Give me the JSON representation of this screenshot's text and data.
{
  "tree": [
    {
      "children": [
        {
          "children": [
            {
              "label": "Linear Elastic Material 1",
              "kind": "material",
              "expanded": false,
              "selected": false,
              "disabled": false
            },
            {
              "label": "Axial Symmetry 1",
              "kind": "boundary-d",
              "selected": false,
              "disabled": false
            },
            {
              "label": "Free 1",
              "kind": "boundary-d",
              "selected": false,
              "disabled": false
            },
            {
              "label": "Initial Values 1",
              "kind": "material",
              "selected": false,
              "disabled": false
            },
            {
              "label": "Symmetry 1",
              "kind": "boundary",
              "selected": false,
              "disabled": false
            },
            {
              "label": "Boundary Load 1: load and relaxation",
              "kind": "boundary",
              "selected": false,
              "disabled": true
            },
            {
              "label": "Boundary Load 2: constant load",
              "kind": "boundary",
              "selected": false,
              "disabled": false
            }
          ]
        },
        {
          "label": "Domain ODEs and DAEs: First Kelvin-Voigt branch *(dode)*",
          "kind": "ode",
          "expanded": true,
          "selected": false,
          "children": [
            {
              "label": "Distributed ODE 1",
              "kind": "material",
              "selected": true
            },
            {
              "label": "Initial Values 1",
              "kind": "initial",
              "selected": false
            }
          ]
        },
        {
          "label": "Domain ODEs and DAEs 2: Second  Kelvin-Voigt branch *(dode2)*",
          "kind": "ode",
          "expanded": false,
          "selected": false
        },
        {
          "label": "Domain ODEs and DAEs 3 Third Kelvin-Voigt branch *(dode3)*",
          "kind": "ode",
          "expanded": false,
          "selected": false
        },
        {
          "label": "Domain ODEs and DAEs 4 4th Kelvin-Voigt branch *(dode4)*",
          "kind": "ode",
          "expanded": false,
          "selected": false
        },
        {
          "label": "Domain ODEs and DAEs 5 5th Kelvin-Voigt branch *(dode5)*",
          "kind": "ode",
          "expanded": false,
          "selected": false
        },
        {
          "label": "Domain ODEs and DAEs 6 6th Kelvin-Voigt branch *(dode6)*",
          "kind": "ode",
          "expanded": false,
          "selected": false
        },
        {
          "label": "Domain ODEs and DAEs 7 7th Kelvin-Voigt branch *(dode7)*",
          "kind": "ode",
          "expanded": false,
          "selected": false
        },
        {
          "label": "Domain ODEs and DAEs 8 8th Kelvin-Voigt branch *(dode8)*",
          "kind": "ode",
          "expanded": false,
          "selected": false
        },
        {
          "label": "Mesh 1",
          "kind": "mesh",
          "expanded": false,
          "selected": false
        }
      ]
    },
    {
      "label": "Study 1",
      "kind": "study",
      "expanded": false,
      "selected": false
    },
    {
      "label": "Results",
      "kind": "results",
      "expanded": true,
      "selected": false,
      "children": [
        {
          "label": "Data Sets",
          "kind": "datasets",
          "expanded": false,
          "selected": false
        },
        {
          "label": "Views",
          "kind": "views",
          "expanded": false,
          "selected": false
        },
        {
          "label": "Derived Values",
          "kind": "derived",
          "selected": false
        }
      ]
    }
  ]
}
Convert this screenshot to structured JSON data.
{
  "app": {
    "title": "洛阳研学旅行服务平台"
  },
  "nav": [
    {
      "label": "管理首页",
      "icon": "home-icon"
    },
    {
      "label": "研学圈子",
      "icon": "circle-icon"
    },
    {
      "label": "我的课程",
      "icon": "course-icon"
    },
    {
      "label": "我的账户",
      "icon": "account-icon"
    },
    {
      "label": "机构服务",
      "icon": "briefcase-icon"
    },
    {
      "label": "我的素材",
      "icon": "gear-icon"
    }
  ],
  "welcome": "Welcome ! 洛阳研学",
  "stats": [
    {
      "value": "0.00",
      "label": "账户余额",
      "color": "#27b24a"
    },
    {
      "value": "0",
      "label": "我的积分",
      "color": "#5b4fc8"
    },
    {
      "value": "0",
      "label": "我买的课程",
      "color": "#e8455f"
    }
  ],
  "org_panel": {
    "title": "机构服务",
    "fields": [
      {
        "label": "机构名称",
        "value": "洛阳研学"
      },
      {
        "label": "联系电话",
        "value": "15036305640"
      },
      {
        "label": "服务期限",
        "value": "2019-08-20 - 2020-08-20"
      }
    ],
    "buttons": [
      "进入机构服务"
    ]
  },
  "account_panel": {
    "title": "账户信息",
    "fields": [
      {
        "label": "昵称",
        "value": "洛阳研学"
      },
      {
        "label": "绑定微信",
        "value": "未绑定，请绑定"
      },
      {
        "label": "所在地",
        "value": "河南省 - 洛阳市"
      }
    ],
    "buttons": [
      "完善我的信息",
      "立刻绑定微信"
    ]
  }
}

------------

Scan the material above. Copy each line where "title" occurs.

Task result ->
    "title": "洛阳研学旅行服务平台"
    "title": "机构服务",
    "title": "账户信息",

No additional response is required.